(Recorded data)
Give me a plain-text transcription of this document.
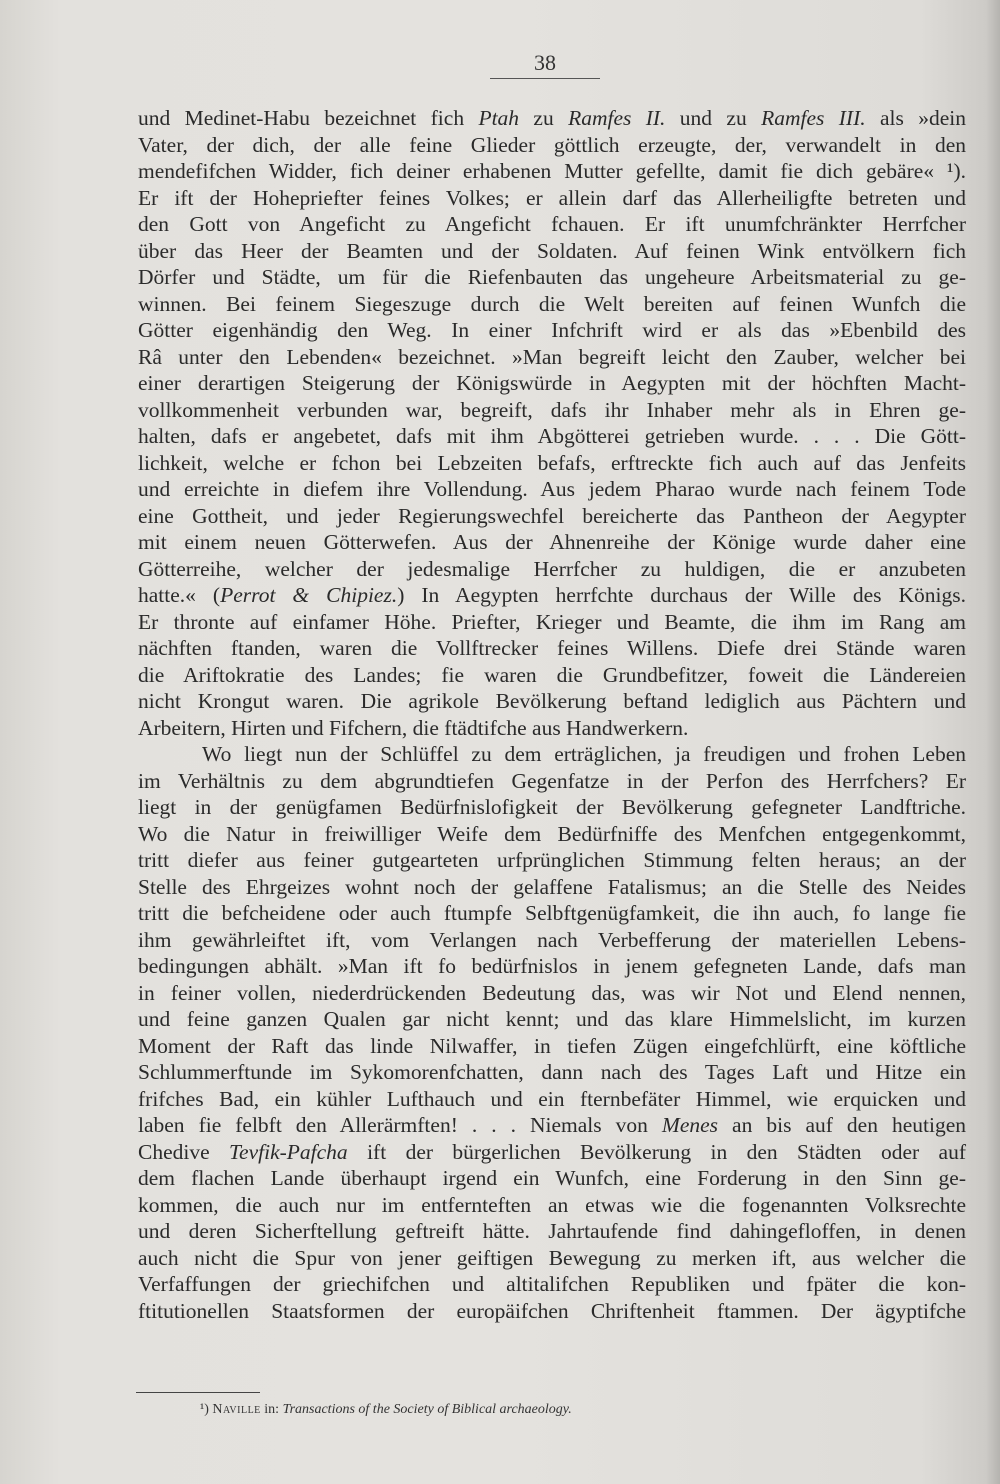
38
und Medinet-Habu bezeichnet fich Ptah zu Ramfes II. und zu Ramfes III. als »dein
Vater, der dich, der alle feine Glieder göttlich erzeugte, der, verwandelt in den
mendefifchen Widder, fich deiner erhabenen Mutter gefellte, damit fie dich gebäre« ¹).
Er ift der Hohepriefter feines Volkes; er allein darf das Allerheiligfte betreten und
den Gott von Angeficht zu Angeficht fchauen. Er ift unumfchränkter Herrfcher
über das Heer der Beamten und der Soldaten. Auf feinen Wink entvölkern fich
Dörfer und Städte, um für die Riefenbauten das ungeheure Arbeitsmaterial zu ge-
winnen. Bei feinem Siegeszuge durch die Welt bereiten auf feinen Wunfch die
Götter eigenhändig den Weg. In einer Infchrift wird er als das »Ebenbild des
Râ unter den Lebenden« bezeichnet. »Man begreift leicht den Zauber, welcher bei
einer derartigen Steigerung der Königswürde in Aegypten mit der höchften Macht-
vollkommenheit verbunden war, begreift, dafs ihr Inhaber mehr als in Ehren ge-
halten, dafs er angebetet, dafs mit ihm Abgötterei getrieben wurde. . . . Die Gött-
lichkeit, welche er fchon bei Lebzeiten befafs, erftreckte fich auch auf das Jenfeits
und erreichte in diefem ihre Vollendung. Aus jedem Pharao wurde nach feinem Tode
eine Gottheit, und jeder Regierungswechfel bereicherte das Pantheon der Aegypter
mit einem neuen Götterwefen. Aus der Ahnenreihe der Könige wurde daher eine
Götterreihe, welcher der jedesmalige Herrfcher zu huldigen, die er anzubeten
hatte.« (Perrot & Chipiez.) In Aegypten herrfchte durchaus der Wille des Königs.
Er thronte auf einfamer Höhe. Priefter, Krieger und Beamte, die ihm im Rang am
nächften ftanden, waren die Vollftrecker feines Willens. Diefe drei Stände waren
die Ariftokratie des Landes; fie waren die Grundbefitzer, foweit die Ländereien
nicht Krongut waren. Die agrikole Bevölkerung beftand lediglich aus Pächtern und
Arbeitern, Hirten und Fifchern, die ftädtifche aus Handwerkern.
Wo liegt nun der Schlüffel zu dem erträglichen, ja freudigen und frohen Leben
im Verhältnis zu dem abgrundtiefen Gegenfatze in der Perfon des Herrfchers? Er
liegt in der genügfamen Bedürfnislofigkeit der Bevölkerung gefegneter Landftriche.
Wo die Natur in freiwilliger Weife dem Bedürfniffe des Menfchen entgegenkommt,
tritt diefer aus feiner gutgearteten urfprünglichen Stimmung felten heraus; an der
Stelle des Ehrgeizes wohnt noch der gelaffene Fatalismus; an die Stelle des Neides
tritt die befcheidene oder auch ftumpfe Selbftgenügfamkeit, die ihn auch, fo lange fie
ihm gewährleiftet ift, vom Verlangen nach Verbefferung der materiellen Lebens-
bedingungen abhält. »Man ift fo bedürfnislos in jenem gefegneten Lande, dafs man
in feiner vollen, niederdrückenden Bedeutung das, was wir Not und Elend nennen,
und feine ganzen Qualen gar nicht kennt; und das klare Himmelslicht, im kurzen
Moment der Raft das linde Nilwaffer, in tiefen Zügen eingefchlürft, eine köftliche
Schlummerftunde im Sykomorenfchatten, dann nach des Tages Laft und Hitze ein
frifches Bad, ein kühler Lufthauch und ein fternbefäter Himmel, wie erquicken und
laben fie felbft den Allerärmften! . . . Niemals von Menes an bis auf den heutigen
Chedive Tevfik-Pafcha ift der bürgerlichen Bevölkerung in den Städten oder auf
dem flachen Lande überhaupt irgend ein Wunfch, eine Forderung in den Sinn ge-
kommen, die auch nur im entfernteften an etwas wie die fogenannten Volksrechte
und deren Sicherftellung geftreift hätte. Jahrtaufende find dahingefloffen, in denen
auch nicht die Spur von jener geiftigen Bewegung zu merken ift, aus welcher die
Verfaffungen der griechifchen und altitalifchen Republiken und fpäter die kon-
ftitutionellen Staatsformen der europäifchen Chriftenheit ftammen. Der ägyptifche
¹) Naville in: Transactions of the Society of Biblical archaeology.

## PROBLEM DESCRIPTION:
Repeat each entry above word for word, leaving every picture out.

## TASK RESPONSE:
Give me a plain-text transcription of this document.
38
und Medinet-Habu bezeichnet fich Ptah zu Ramfes II. und zu Ramfes III. als »dein
Vater, der dich, der alle feine Glieder göttlich erzeugte, der, verwandelt in den
mendefifchen Widder, fich deiner erhabenen Mutter gefellte, damit fie dich gebäre« ¹).
Er ift der Hohepriefter feines Volkes; er allein darf das Allerheiligfte betreten und
den Gott von Angeficht zu Angeficht fchauen. Er ift unumfchränkter Herrfcher
über das Heer der Beamten und der Soldaten. Auf feinen Wink entvölkern fich
Dörfer und Städte, um für die Riefenbauten das ungeheure Arbeitsmaterial zu ge-
winnen. Bei feinem Siegeszuge durch die Welt bereiten auf feinen Wunfch die
Götter eigenhändig den Weg. In einer Infchrift wird er als das »Ebenbild des
Râ unter den Lebenden« bezeichnet. »Man begreift leicht den Zauber, welcher bei
einer derartigen Steigerung der Königswürde in Aegypten mit der höchften Macht-
vollkommenheit verbunden war, begreift, dafs ihr Inhaber mehr als in Ehren ge-
halten, dafs er angebetet, dafs mit ihm Abgötterei getrieben wurde. . . . Die Gött-
lichkeit, welche er fchon bei Lebzeiten befafs, erftreckte fich auch auf das Jenfeits
und erreichte in diefem ihre Vollendung. Aus jedem Pharao wurde nach feinem Tode
eine Gottheit, und jeder Regierungswechfel bereicherte das Pantheon der Aegypter
mit einem neuen Götterwefen. Aus der Ahnenreihe der Könige wurde daher eine
Götterreihe, welcher der jedesmalige Herrfcher zu huldigen, die er anzubeten
hatte.« (Perrot & Chipiez.) In Aegypten herrfchte durchaus der Wille des Königs.
Er thronte auf einfamer Höhe. Priefter, Krieger und Beamte, die ihm im Rang am
nächften ftanden, waren die Vollftrecker feines Willens. Diefe drei Stände waren
die Ariftokratie des Landes; fie waren die Grundbefitzer, foweit die Ländereien
nicht Krongut waren. Die agrikole Bevölkerung beftand lediglich aus Pächtern und
Arbeitern, Hirten und Fifchern, die ftädtifche aus Handwerkern.
Wo liegt nun der Schlüffel zu dem erträglichen, ja freudigen und frohen Leben
im Verhältnis zu dem abgrundtiefen Gegenfatze in der Perfon des Herrfchers? Er
liegt in der genügfamen Bedürfnislofigkeit der Bevölkerung gefegneter Landftriche.
Wo die Natur in freiwilliger Weife dem Bedürfniffe des Menfchen entgegenkommt,
tritt diefer aus feiner gutgearteten urfprünglichen Stimmung felten heraus; an der
Stelle des Ehrgeizes wohnt noch der gelaffene Fatalismus; an die Stelle des Neides
tritt die befcheidene oder auch ftumpfe Selbftgenügfamkeit, die ihn auch, fo lange fie
ihm gewährleiftet ift, vom Verlangen nach Verbefferung der materiellen Lebens-
bedingungen abhält. »Man ift fo bedürfnislos in jenem gefegneten Lande, dafs man
in feiner vollen, niederdrückenden Bedeutung das, was wir Not und Elend nennen,
und feine ganzen Qualen gar nicht kennt; und das klare Himmelslicht, im kurzen
Moment der Raft das linde Nilwaffer, in tiefen Zügen eingefchlürft, eine köftliche
Schlummerftunde im Sykomorenfchatten, dann nach des Tages Laft und Hitze ein
frifches Bad, ein kühler Lufthauch und ein fternbefäter Himmel, wie erquicken und
laben fie felbft den Allerärmften! . . . Niemals von Menes an bis auf den heutigen
Chedive Tevfik-Pafcha ift der bürgerlichen Bevölkerung in den Städten oder auf
dem flachen Lande überhaupt irgend ein Wunfch, eine Forderung in den Sinn ge-
kommen, die auch nur im entfernteften an etwas wie die fogenannten Volksrechte
und deren Sicherftellung geftreift hätte. Jahrtaufende find dahingefloffen, in denen
auch nicht die Spur von jener geiftigen Bewegung zu merken ift, aus welcher die
Verfaffungen der griechifchen und altitalifchen Republiken und fpäter die kon-
ftitutionellen Staatsformen der europäifchen Chriftenheit ftammen. Der ägyptifche
¹) Naville in: Transactions of the Society of Biblical archaeology.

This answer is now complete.